**What you are asked to do:** Set down all of the entries word for word, omitting the images they contain.

**Excerpted records:**
>> START

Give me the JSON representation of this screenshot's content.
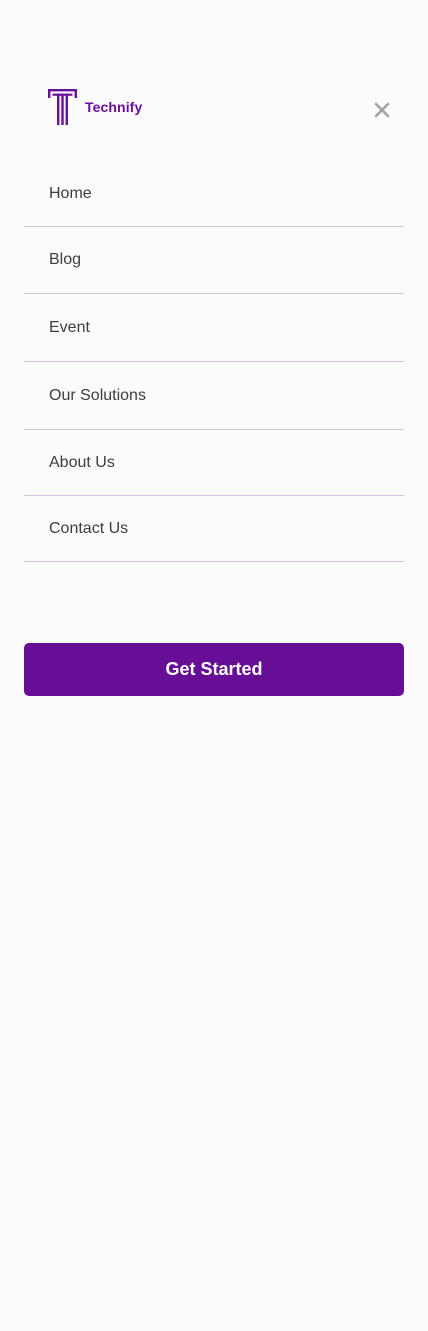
{
  "brand": {
    "name": "Technify",
    "logo_icon": "technify-t-logo-icon",
    "color": "#6a0f99"
  },
  "header": {
    "close_icon": "close-icon"
  },
  "nav": {
    "items": [
      {
        "label": "Home"
      },
      {
        "label": "Blog"
      },
      {
        "label": "Event"
      },
      {
        "label": "Our Solutions"
      },
      {
        "label": "About Us"
      },
      {
        "label": "Contact Us"
      }
    ],
    "divider_color": "#cfc3e0"
  },
  "cta": {
    "label": "Get Started",
    "color": "#660e96"
  }
}
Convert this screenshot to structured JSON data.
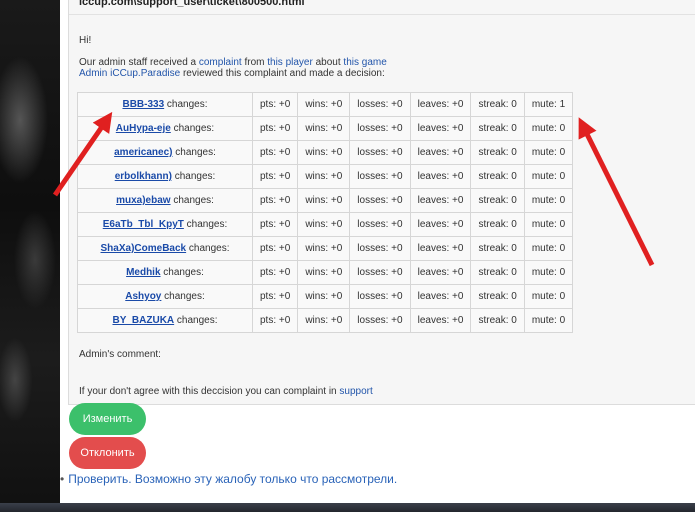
{
  "header": {
    "url": "iccup.com\\support_user\\ticket\\800500.html"
  },
  "email": {
    "greeting": "Hi!",
    "line1": {
      "pre": "Our admin staff received a ",
      "link1": "complaint",
      "mid": " from ",
      "link2": "this player",
      "mid2": " about ",
      "link3": "this game"
    },
    "line2": {
      "admin": "Admin iCCup.Paradise",
      "rest": " reviewed this complaint and made a decision:"
    },
    "changes_suffix": " changes:",
    "rows": [
      {
        "nick": "BBB-333",
        "pts": "pts: +0",
        "wins": "wins: +0",
        "losses": "losses: +0",
        "leaves": "leaves: +0",
        "streak": "streak: 0",
        "mute": "mute: 1"
      },
      {
        "nick": "AuHypa-eje",
        "pts": "pts: +0",
        "wins": "wins: +0",
        "losses": "losses: +0",
        "leaves": "leaves: +0",
        "streak": "streak: 0",
        "mute": "mute: 0"
      },
      {
        "nick": "americanec)",
        "pts": "pts: +0",
        "wins": "wins: +0",
        "losses": "losses: +0",
        "leaves": "leaves: +0",
        "streak": "streak: 0",
        "mute": "mute: 0"
      },
      {
        "nick": "erbolkhann)",
        "pts": "pts: +0",
        "wins": "wins: +0",
        "losses": "losses: +0",
        "leaves": "leaves: +0",
        "streak": "streak: 0",
        "mute": "mute: 0"
      },
      {
        "nick": "muxa)ebaw",
        "pts": "pts: +0",
        "wins": "wins: +0",
        "losses": "losses: +0",
        "leaves": "leaves: +0",
        "streak": "streak: 0",
        "mute": "mute: 0"
      },
      {
        "nick": "E6aTb_Tbl_KpyT",
        "pts": "pts: +0",
        "wins": "wins: +0",
        "losses": "losses: +0",
        "leaves": "leaves: +0",
        "streak": "streak: 0",
        "mute": "mute: 0"
      },
      {
        "nick": "ShaXa)ComeBack",
        "pts": "pts: +0",
        "wins": "wins: +0",
        "losses": "losses: +0",
        "leaves": "leaves: +0",
        "streak": "streak: 0",
        "mute": "mute: 0"
      },
      {
        "nick": "Medhik",
        "pts": "pts: +0",
        "wins": "wins: +0",
        "losses": "losses: +0",
        "leaves": "leaves: +0",
        "streak": "streak: 0",
        "mute": "mute: 0"
      },
      {
        "nick": "Ashyoy",
        "pts": "pts: +0",
        "wins": "wins: +0",
        "losses": "losses: +0",
        "leaves": "leaves: +0",
        "streak": "streak: 0",
        "mute": "mute: 0"
      },
      {
        "nick": "BY_BAZUKA",
        "pts": "pts: +0",
        "wins": "wins: +0",
        "losses": "losses: +0",
        "leaves": "leaves: +0",
        "streak": "streak: 0",
        "mute": "mute: 0"
      }
    ],
    "admin_comment": "Admin's comment:",
    "footer": {
      "text": "If your don't agree with this deccision you can complaint in ",
      "link": "support"
    }
  },
  "actions": {
    "edit_label": "Изменить",
    "reject_label": "Отклонить",
    "check_link": "Проверить. Возможно эту жалобу только что рассмотрели."
  },
  "colors": {
    "arrow": "#e02020",
    "edit": "#3cc06b",
    "reject": "#e34d4d",
    "link": "#2255aa"
  }
}
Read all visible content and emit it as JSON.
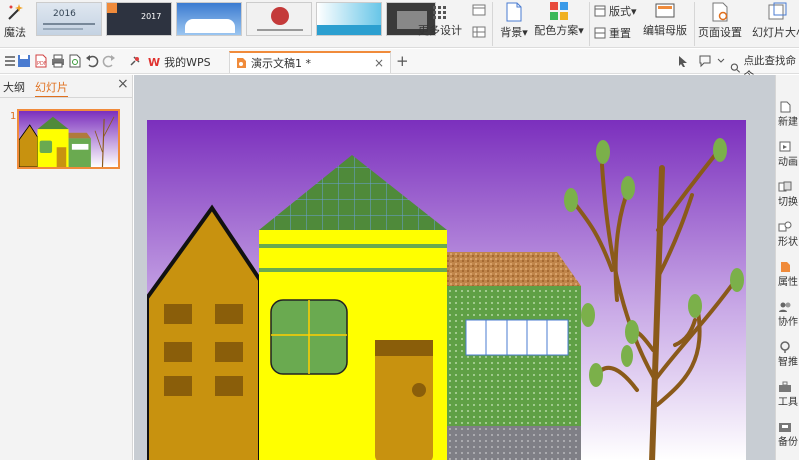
{
  "ribbon": {
    "magic_label": "魔法",
    "gallery_years": [
      "2016",
      "2017"
    ],
    "more_design_label": "更多设计",
    "background_label": "背景",
    "color_scheme_label": "配色方案",
    "layout_label": "版式",
    "reset_label": "重置",
    "edit_master_label": "编辑母版",
    "page_setup_label": "页面设置",
    "slide_size_label": "幻灯片大小"
  },
  "tabs": {
    "wps_label": "我的WPS",
    "doc_label": "演示文稿1 *"
  },
  "search_label": "点此查找命令",
  "left_pane": {
    "outline_label": "大纲",
    "slides_label": "幻灯片",
    "slide_number": "1"
  },
  "right_rail": [
    {
      "label": "新建",
      "icon": "new-icon"
    },
    {
      "label": "动画",
      "icon": "animation-icon"
    },
    {
      "label": "切换",
      "icon": "transition-icon"
    },
    {
      "label": "形状",
      "icon": "shape-icon"
    },
    {
      "label": "属性",
      "icon": "property-icon"
    },
    {
      "label": "协作",
      "icon": "collab-icon"
    },
    {
      "label": "智推",
      "icon": "smart-icon"
    },
    {
      "label": "工具",
      "icon": "tool-icon"
    },
    {
      "label": "备份",
      "icon": "backup-icon"
    }
  ],
  "colors": {
    "accent": "#f08b3b",
    "sky_top": "#7b2fbd",
    "sky_bottom": "#ffffff",
    "house_brown": "#c8920f",
    "house_yellow": "#ffff00",
    "roof_green": "#4f8a3a",
    "house_green": "#6aaa50",
    "tree_brown": "#8a5a1a",
    "leaf_green": "#7bb04a"
  }
}
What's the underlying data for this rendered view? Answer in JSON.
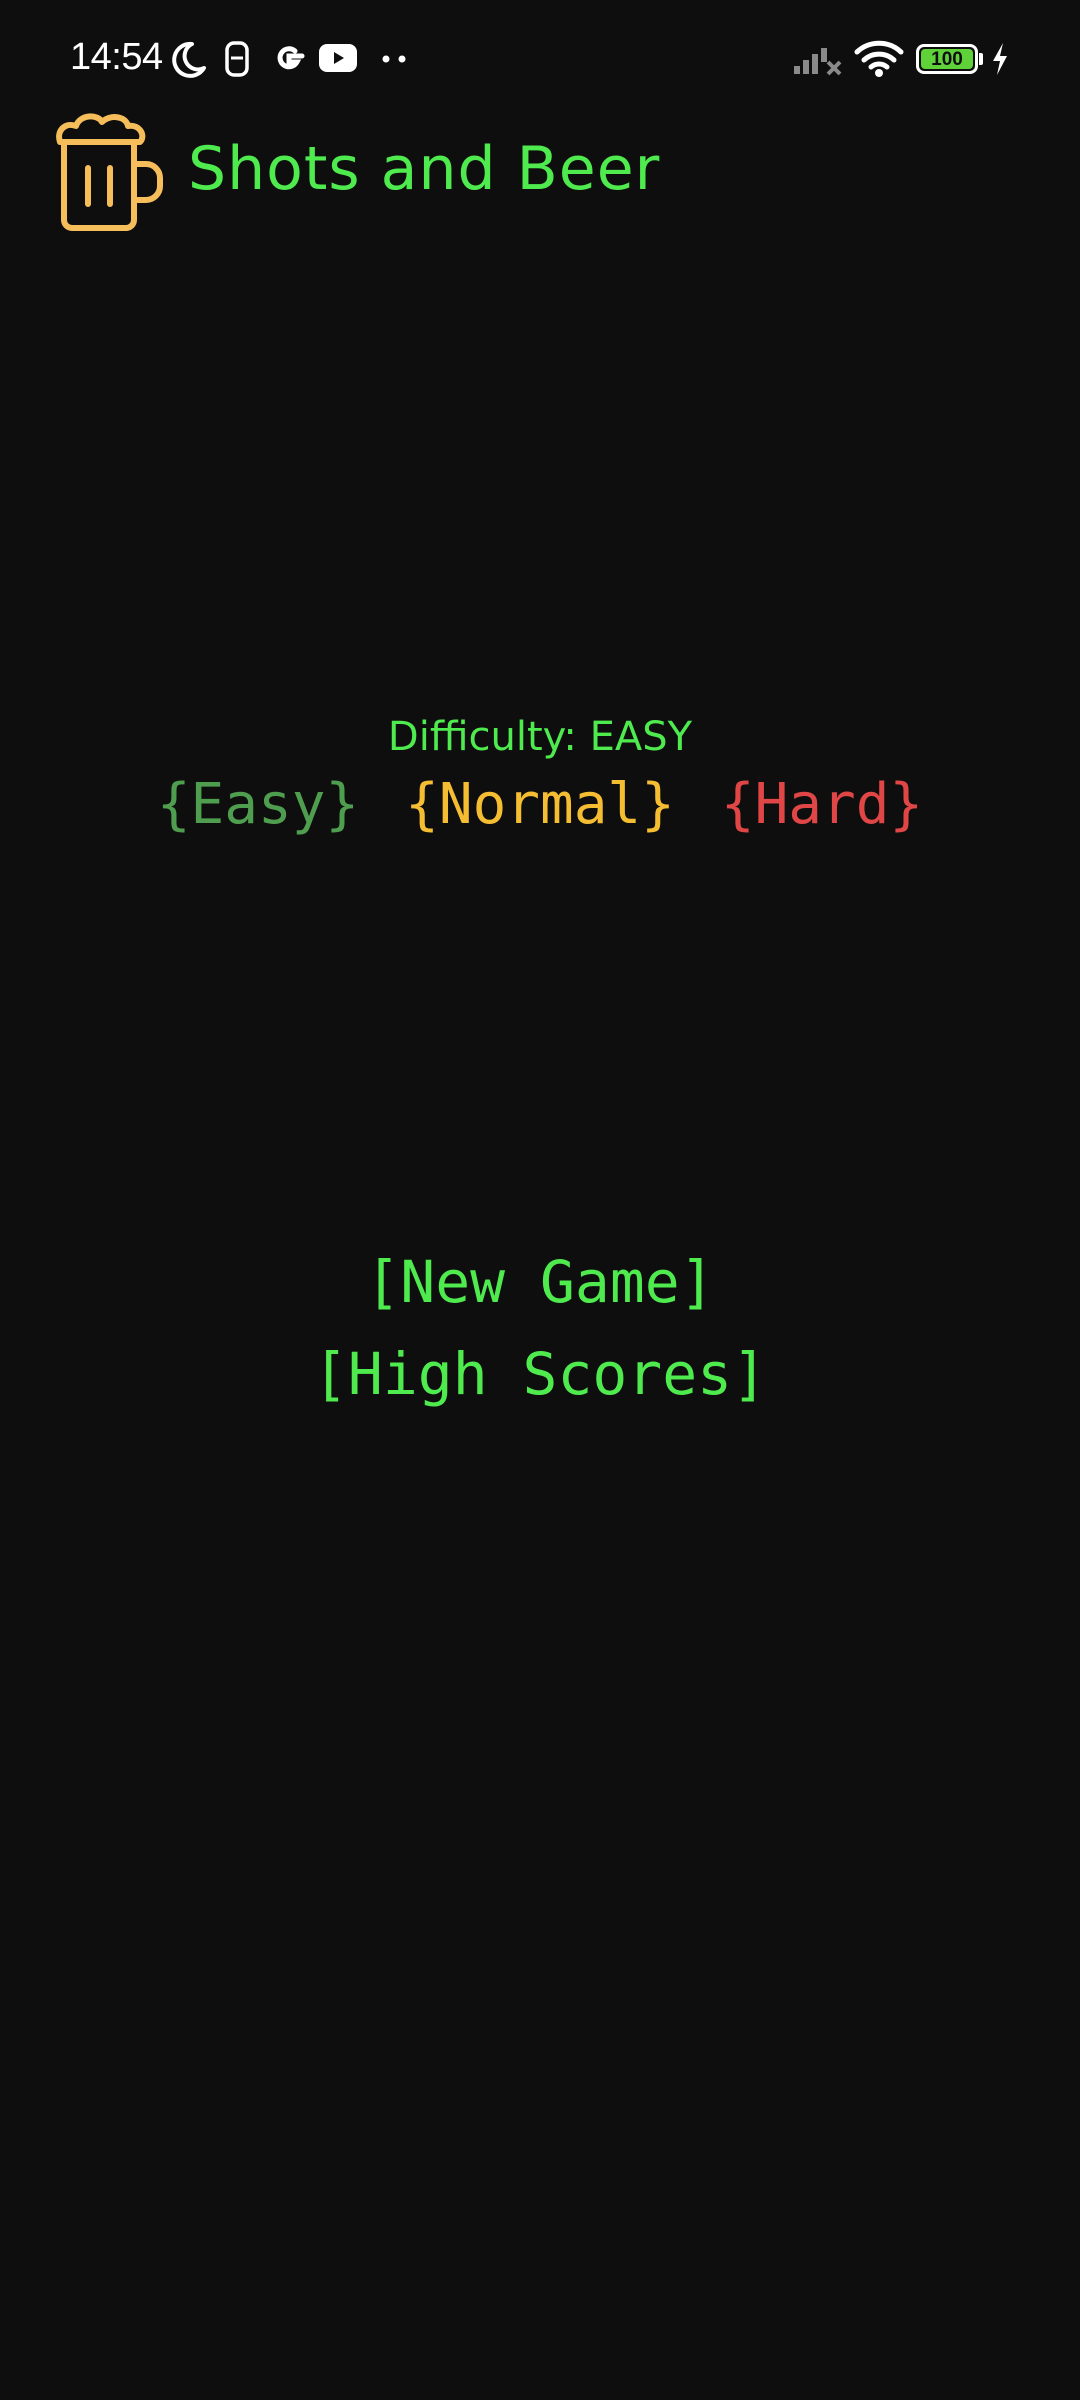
{
  "status_bar": {
    "time": "14:54",
    "battery": "100",
    "icons": [
      "moon-icon",
      "sim-icon",
      "google-icon",
      "youtube-icon",
      "more-dots-icon",
      "signal-icon",
      "wifi-icon",
      "battery-icon",
      "charging-icon"
    ]
  },
  "app_bar": {
    "title": "Shots and Beer",
    "logo": "beer-mug-icon"
  },
  "difficulty": {
    "label": "Difficulty: EASY",
    "options": [
      {
        "label": "{Easy}",
        "color": "#4f9e4f"
      },
      {
        "label": "{Normal}",
        "color": "#f5be32"
      },
      {
        "label": "{Hard}",
        "color": "#e04646"
      }
    ]
  },
  "menu": {
    "new_game": "[New Game]",
    "high_scores": "[High Scores]"
  },
  "colors": {
    "background": "#0e0e0e",
    "accent_green": "#4eea4e",
    "logo_orange": "#f5be5a"
  }
}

>> END

**Reply to the exercise:**
Give me the JSON representation of this screenshot's content.
{
  "brand": {
    "name": "Technify",
    "logo_icon": "technify-t-logo-icon",
    "color": "#6a0f99"
  },
  "header": {
    "close_icon": "close-icon"
  },
  "nav": {
    "items": [
      {
        "label": "Home"
      },
      {
        "label": "Blog"
      },
      {
        "label": "Event"
      },
      {
        "label": "Our Solutions"
      },
      {
        "label": "About Us"
      },
      {
        "label": "Contact Us"
      }
    ],
    "divider_color": "#cfc3e0"
  },
  "cta": {
    "label": "Get Started",
    "color": "#660e96"
  }
}
Convert this screenshot to structured JSON data.
{
  "header": {
    "url": "iccup.com\\support_user\\ticket\\800500.html"
  },
  "email": {
    "greeting": "Hi!",
    "line1": {
      "pre": "Our admin staff received a ",
      "link1": "complaint",
      "mid": " from ",
      "link2": "this player",
      "mid2": " about ",
      "link3": "this game"
    },
    "line2": {
      "admin": "Admin iCCup.Paradise",
      "rest": " reviewed this complaint and made a decision:"
    },
    "changes_suffix": " changes:",
    "rows": [
      {
        "nick": "BBB-333",
        "pts": "pts: +0",
        "wins": "wins: +0",
        "losses": "losses: +0",
        "leaves": "leaves: +0",
        "streak": "streak: 0",
        "mute": "mute: 1"
      },
      {
        "nick": "AuHypa-eje",
        "pts": "pts: +0",
        "wins": "wins: +0",
        "losses": "losses: +0",
        "leaves": "leaves: +0",
        "streak": "streak: 0",
        "mute": "mute: 0"
      },
      {
        "nick": "americanec)",
        "pts": "pts: +0",
        "wins": "wins: +0",
        "losses": "losses: +0",
        "leaves": "leaves: +0",
        "streak": "streak: 0",
        "mute": "mute: 0"
      },
      {
        "nick": "erbolkhann)",
        "pts": "pts: +0",
        "wins": "wins: +0",
        "losses": "losses: +0",
        "leaves": "leaves: +0",
        "streak": "streak: 0",
        "mute": "mute: 0"
      },
      {
        "nick": "muxa)ebaw",
        "pts": "pts: +0",
        "wins": "wins: +0",
        "losses": "losses: +0",
        "leaves": "leaves: +0",
        "streak": "streak: 0",
        "mute": "mute: 0"
      },
      {
        "nick": "E6aTb_Tbl_KpyT",
        "pts": "pts: +0",
        "wins": "wins: +0",
        "losses": "losses: +0",
        "leaves": "leaves: +0",
        "streak": "streak: 0",
        "mute": "mute: 0"
      },
      {
        "nick": "ShaXa)ComeBack",
        "pts": "pts: +0",
        "wins": "wins: +0",
        "losses": "losses: +0",
        "leaves": "leaves: +0",
        "streak": "streak: 0",
        "mute": "mute: 0"
      },
      {
        "nick": "Medhik",
        "pts": "pts: +0",
        "wins": "wins: +0",
        "losses": "losses: +0",
        "leaves": "leaves: +0",
        "streak": "streak: 0",
        "mute": "mute: 0"
      },
      {
        "nick": "Ashyoy",
        "pts": "pts: +0",
        "wins": "wins: +0",
        "losses": "losses: +0",
        "leaves": "leaves: +0",
        "streak": "streak: 0",
        "mute": "mute: 0"
      },
      {
        "nick": "BY_BAZUKA",
        "pts": "pts: +0",
        "wins": "wins: +0",
        "losses": "losses: +0",
        "leaves": "leaves: +0",
        "streak": "streak: 0",
        "mute": "mute: 0"
      }
    ],
    "admin_comment": "Admin's comment:",
    "footer": {
      "text": "If your don't agree with this deccision you can complaint in ",
      "link": "support"
    }
  },
  "actions": {
    "edit_label": "Изменить",
    "reject_label": "Отклонить",
    "check_link": "Проверить. Возможно эту жалобу только что рассмотрели."
  },
  "colors": {
    "arrow": "#e02020",
    "edit": "#3cc06b",
    "reject": "#e34d4d",
    "link": "#2255aa"
  }
}
Read all visible content and emit it as JSON.
{
  "ribbon": {
    "magic_label": "魔法",
    "gallery_years": [
      "2016",
      "2017"
    ],
    "more_design_label": "更多设计",
    "background_label": "背景",
    "color_scheme_label": "配色方案",
    "layout_label": "版式",
    "reset_label": "重置",
    "edit_master_label": "编辑母版",
    "page_setup_label": "页面设置",
    "slide_size_label": "幻灯片大小"
  },
  "tabs": {
    "wps_label": "我的WPS",
    "doc_label": "演示文稿1 *"
  },
  "search_label": "点此查找命令",
  "left_pane": {
    "outline_label": "大纲",
    "slides_label": "幻灯片",
    "slide_number": "1"
  },
  "right_rail": [
    {
      "label": "新建",
      "icon": "new-icon"
    },
    {
      "label": "动画",
      "icon": "animation-icon"
    },
    {
      "label": "切换",
      "icon": "transition-icon"
    },
    {
      "label": "形状",
      "icon": "shape-icon"
    },
    {
      "label": "属性",
      "icon": "property-icon"
    },
    {
      "label": "协作",
      "icon": "collab-icon"
    },
    {
      "label": "智推",
      "icon": "smart-icon"
    },
    {
      "label": "工具",
      "icon": "tool-icon"
    },
    {
      "label": "备份",
      "icon": "backup-icon"
    }
  ],
  "colors": {
    "accent": "#f08b3b",
    "sky_top": "#7b2fbd",
    "sky_bottom": "#ffffff",
    "house_brown": "#c8920f",
    "house_yellow": "#ffff00",
    "roof_green": "#4f8a3a",
    "house_green": "#6aaa50",
    "tree_brown": "#8a5a1a",
    "leaf_green": "#7bb04a"
  }
}
What's the underlying data for this rendered view? Answer in JSON.
{
  "status_bar": {
    "time": "14:54",
    "battery": "100",
    "icons": [
      "moon-icon",
      "sim-icon",
      "google-icon",
      "youtube-icon",
      "more-dots-icon",
      "signal-icon",
      "wifi-icon",
      "battery-icon",
      "charging-icon"
    ]
  },
  "app_bar": {
    "title": "Shots and Beer",
    "logo": "beer-mug-icon"
  },
  "difficulty": {
    "label": "Difficulty: EASY",
    "options": [
      {
        "label": "{Easy}",
        "color": "#4f9e4f"
      },
      {
        "label": "{Normal}",
        "color": "#f5be32"
      },
      {
        "label": "{Hard}",
        "color": "#e04646"
      }
    ]
  },
  "menu": {
    "new_game": "[New Game]",
    "high_scores": "[High Scores]"
  },
  "colors": {
    "background": "#0e0e0e",
    "accent_green": "#4eea4e",
    "logo_orange": "#f5be5a"
  }
}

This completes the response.